> _Written exercise_:
Pull out every line from the listing that has the word "Read".

> _Supplied data_:
▼

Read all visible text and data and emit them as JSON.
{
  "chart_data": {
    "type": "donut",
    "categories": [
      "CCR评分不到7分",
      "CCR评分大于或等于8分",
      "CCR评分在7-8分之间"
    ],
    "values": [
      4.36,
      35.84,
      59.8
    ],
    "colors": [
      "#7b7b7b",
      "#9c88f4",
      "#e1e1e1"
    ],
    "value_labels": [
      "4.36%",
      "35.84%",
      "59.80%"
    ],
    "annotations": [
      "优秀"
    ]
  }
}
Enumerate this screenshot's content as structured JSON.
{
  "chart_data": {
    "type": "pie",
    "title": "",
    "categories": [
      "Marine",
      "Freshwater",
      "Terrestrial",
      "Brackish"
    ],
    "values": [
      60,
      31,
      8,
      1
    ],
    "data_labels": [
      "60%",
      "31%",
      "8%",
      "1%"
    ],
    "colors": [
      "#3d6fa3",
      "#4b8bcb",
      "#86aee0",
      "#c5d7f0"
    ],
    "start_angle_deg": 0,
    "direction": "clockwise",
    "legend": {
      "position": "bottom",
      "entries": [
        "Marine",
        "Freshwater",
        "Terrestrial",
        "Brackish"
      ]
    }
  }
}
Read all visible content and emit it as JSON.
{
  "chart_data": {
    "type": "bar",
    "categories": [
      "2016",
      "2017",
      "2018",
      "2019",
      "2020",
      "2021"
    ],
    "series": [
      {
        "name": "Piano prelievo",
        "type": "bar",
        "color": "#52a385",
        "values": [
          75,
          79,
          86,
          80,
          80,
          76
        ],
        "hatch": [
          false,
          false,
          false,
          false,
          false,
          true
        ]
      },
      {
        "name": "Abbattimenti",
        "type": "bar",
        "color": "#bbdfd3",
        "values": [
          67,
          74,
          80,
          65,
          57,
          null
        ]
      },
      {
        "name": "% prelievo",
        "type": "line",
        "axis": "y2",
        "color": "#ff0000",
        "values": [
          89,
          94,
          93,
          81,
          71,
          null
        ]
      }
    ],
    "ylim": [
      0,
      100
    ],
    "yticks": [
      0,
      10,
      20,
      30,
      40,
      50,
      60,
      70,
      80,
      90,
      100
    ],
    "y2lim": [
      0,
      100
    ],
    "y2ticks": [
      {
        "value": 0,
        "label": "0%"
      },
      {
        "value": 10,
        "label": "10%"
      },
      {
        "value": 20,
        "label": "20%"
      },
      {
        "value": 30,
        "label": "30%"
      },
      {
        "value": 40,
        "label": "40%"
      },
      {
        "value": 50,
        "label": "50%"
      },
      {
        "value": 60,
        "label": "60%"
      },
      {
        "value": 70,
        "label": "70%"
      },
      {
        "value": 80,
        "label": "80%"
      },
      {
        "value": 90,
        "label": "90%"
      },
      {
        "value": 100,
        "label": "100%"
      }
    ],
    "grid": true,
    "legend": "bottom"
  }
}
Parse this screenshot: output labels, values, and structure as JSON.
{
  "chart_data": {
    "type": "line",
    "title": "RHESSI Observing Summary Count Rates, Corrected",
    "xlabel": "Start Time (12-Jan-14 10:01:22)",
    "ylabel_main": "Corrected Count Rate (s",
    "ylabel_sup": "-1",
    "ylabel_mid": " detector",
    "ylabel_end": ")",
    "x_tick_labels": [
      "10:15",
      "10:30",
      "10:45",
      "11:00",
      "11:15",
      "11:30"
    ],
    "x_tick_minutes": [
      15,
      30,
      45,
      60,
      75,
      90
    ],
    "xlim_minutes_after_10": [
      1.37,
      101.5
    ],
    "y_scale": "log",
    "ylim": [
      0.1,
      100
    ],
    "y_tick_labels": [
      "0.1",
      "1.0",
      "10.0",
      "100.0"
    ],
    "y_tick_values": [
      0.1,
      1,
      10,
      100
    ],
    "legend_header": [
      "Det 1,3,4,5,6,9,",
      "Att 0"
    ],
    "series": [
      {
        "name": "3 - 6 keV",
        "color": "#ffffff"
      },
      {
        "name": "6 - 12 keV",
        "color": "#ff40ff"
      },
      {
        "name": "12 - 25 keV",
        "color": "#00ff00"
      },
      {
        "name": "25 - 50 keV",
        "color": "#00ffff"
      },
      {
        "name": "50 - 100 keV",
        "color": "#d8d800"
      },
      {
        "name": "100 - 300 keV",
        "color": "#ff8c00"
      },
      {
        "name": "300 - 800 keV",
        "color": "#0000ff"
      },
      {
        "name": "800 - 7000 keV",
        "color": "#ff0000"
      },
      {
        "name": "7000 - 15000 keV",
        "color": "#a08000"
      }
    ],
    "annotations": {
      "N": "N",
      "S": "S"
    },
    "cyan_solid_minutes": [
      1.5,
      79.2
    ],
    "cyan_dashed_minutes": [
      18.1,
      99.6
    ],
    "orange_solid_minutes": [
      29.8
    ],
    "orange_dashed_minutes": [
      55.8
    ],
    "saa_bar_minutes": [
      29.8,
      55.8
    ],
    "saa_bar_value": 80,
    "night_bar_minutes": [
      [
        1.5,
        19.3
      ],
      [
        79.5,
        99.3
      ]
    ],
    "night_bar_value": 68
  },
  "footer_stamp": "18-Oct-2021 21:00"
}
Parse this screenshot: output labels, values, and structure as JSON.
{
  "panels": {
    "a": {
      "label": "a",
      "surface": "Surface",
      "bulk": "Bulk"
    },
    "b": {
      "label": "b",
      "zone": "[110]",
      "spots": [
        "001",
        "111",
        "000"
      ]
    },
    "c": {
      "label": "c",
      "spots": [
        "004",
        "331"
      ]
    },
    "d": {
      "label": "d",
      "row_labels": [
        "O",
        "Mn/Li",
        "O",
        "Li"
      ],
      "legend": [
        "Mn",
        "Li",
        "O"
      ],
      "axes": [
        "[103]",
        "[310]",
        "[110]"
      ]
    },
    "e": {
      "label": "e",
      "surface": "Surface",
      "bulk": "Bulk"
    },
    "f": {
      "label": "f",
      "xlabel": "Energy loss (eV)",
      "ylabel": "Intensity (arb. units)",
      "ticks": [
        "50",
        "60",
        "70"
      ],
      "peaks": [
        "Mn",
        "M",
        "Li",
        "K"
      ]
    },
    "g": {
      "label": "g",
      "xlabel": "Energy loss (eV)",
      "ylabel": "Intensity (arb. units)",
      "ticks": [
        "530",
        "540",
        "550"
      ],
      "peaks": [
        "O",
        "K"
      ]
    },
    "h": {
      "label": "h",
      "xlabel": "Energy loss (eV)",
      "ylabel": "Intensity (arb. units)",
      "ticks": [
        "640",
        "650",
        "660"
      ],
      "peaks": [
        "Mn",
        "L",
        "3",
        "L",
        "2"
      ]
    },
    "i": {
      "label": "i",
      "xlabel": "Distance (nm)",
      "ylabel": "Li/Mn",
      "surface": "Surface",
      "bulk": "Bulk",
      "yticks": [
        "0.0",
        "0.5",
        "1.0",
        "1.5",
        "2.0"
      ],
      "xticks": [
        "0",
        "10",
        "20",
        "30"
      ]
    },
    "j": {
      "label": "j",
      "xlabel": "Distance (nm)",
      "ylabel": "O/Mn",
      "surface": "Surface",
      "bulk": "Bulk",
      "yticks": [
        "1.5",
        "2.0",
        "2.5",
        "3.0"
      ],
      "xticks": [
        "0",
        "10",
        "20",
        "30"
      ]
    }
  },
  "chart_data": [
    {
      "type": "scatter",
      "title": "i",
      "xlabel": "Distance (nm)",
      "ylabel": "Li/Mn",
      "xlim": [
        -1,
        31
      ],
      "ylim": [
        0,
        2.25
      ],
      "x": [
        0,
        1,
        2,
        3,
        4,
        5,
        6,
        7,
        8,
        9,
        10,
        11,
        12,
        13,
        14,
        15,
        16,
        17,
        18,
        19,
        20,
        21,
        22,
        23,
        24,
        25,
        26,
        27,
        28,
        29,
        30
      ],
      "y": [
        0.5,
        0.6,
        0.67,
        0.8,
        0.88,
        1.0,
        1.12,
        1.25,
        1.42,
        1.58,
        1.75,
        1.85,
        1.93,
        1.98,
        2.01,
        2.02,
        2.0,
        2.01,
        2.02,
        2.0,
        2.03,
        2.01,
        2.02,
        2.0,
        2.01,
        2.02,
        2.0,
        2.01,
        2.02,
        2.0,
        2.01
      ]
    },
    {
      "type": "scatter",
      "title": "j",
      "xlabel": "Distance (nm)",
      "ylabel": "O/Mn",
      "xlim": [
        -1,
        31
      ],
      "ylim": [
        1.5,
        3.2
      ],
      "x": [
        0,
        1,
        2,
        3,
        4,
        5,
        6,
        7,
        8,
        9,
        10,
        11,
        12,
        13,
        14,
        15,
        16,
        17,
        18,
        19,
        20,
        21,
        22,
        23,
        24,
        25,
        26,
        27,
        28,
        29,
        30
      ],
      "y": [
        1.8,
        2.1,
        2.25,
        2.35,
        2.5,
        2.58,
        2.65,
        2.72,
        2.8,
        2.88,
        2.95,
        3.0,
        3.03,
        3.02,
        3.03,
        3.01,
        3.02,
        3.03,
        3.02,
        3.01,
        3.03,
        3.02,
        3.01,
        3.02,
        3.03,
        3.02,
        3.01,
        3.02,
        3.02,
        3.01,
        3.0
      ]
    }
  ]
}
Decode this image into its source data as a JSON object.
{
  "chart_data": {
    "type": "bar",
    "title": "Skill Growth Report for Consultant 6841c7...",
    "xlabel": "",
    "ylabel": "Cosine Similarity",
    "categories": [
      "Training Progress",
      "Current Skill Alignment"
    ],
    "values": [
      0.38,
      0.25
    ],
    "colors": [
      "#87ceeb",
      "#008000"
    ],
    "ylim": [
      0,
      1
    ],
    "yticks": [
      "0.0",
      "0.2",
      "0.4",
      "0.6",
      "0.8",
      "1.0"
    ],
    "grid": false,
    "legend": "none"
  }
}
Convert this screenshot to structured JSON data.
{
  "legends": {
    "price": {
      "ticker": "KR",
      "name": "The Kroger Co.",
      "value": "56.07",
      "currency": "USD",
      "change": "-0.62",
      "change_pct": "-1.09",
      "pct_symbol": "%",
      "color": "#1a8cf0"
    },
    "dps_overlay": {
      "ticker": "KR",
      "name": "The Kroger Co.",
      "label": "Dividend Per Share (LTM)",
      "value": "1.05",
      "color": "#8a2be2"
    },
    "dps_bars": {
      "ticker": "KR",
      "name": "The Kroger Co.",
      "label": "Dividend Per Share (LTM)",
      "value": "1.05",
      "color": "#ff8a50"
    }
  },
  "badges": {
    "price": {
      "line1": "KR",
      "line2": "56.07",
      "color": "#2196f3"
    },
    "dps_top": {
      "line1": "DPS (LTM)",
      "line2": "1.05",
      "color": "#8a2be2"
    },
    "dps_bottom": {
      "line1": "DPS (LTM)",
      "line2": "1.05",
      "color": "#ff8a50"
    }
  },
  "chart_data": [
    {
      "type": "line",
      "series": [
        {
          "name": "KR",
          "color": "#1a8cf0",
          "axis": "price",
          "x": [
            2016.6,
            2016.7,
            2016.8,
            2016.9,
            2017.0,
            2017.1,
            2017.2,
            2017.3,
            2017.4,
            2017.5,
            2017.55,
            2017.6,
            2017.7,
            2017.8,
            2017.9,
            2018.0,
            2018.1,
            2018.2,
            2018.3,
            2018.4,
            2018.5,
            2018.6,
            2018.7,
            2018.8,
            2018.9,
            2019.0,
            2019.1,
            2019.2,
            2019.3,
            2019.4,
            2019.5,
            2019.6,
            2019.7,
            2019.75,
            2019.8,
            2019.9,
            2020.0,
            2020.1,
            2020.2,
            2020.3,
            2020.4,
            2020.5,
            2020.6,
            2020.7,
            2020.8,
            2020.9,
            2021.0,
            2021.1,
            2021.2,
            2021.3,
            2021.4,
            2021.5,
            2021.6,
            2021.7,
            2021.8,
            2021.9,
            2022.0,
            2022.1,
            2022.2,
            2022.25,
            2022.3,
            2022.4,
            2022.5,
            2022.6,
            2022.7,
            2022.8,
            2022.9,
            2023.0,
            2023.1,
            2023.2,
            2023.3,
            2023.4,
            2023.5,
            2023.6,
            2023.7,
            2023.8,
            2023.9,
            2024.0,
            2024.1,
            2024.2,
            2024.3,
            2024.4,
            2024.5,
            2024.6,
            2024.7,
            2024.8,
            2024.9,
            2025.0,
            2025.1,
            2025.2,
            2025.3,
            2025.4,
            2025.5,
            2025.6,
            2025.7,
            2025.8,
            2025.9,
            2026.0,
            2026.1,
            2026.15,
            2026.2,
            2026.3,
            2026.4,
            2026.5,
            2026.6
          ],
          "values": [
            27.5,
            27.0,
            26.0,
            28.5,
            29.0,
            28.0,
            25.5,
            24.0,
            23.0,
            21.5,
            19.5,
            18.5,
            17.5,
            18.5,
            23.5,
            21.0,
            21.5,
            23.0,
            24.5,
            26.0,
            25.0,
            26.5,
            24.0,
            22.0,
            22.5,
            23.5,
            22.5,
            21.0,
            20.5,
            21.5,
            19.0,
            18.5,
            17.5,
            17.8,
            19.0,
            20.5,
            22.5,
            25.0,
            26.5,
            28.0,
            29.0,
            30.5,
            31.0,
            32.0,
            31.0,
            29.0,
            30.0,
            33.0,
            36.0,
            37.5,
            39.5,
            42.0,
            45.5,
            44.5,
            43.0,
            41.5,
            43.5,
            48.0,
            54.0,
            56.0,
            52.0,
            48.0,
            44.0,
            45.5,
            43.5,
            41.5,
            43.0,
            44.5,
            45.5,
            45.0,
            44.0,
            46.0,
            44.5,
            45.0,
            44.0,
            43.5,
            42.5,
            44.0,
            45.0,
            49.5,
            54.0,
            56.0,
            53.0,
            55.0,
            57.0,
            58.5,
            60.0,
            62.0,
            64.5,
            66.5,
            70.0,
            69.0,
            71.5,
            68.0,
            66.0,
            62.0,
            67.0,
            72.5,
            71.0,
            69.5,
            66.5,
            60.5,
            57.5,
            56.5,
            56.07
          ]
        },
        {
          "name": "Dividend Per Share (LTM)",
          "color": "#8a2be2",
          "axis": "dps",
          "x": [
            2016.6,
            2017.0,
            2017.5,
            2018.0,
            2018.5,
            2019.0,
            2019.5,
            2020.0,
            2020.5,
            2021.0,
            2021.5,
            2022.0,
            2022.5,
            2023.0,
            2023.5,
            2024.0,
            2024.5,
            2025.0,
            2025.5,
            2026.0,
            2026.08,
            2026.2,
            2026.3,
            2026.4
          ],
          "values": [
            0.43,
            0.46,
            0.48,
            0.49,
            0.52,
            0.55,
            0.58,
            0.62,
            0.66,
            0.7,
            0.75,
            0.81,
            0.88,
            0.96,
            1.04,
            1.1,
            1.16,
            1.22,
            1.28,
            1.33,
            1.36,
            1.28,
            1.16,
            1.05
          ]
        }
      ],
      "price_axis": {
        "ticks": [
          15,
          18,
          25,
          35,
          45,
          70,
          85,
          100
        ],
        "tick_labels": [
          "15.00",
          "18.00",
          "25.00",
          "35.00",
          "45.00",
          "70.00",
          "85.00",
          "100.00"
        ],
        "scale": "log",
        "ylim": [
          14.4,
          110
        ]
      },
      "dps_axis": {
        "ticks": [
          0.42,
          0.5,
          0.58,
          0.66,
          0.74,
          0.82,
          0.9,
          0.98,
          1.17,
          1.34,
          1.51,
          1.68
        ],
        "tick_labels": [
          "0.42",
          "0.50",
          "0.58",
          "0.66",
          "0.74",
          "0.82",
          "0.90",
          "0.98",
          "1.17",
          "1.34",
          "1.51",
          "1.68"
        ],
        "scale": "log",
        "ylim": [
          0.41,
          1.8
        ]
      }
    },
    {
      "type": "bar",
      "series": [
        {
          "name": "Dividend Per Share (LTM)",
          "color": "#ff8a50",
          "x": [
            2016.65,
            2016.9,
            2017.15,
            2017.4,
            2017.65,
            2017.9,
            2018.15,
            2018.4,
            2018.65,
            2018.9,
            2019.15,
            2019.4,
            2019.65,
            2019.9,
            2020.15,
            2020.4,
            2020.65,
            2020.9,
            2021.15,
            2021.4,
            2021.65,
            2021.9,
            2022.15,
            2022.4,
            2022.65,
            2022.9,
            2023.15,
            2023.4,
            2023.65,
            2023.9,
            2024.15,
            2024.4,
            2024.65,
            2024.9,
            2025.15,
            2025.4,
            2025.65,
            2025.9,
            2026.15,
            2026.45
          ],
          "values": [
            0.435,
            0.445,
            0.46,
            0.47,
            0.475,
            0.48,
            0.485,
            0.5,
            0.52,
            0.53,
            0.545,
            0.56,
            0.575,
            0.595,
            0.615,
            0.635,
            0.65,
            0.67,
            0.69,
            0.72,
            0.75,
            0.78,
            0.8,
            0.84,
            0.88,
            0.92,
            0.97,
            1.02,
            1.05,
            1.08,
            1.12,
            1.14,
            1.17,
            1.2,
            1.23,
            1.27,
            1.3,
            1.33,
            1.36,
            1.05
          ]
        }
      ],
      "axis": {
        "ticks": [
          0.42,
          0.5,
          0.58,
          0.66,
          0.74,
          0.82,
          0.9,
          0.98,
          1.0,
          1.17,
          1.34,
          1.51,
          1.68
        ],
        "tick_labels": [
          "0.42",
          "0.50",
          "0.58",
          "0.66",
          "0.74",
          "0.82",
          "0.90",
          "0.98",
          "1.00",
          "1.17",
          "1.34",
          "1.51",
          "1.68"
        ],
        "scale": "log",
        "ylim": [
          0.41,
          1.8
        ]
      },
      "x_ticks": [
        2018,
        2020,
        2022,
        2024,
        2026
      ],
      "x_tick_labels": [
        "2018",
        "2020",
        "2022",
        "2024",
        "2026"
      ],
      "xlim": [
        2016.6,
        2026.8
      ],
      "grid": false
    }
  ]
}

▲

> _Full output_:
Read all visible text and data and emit them as JSON.
Read all visible content and emit it as JSON.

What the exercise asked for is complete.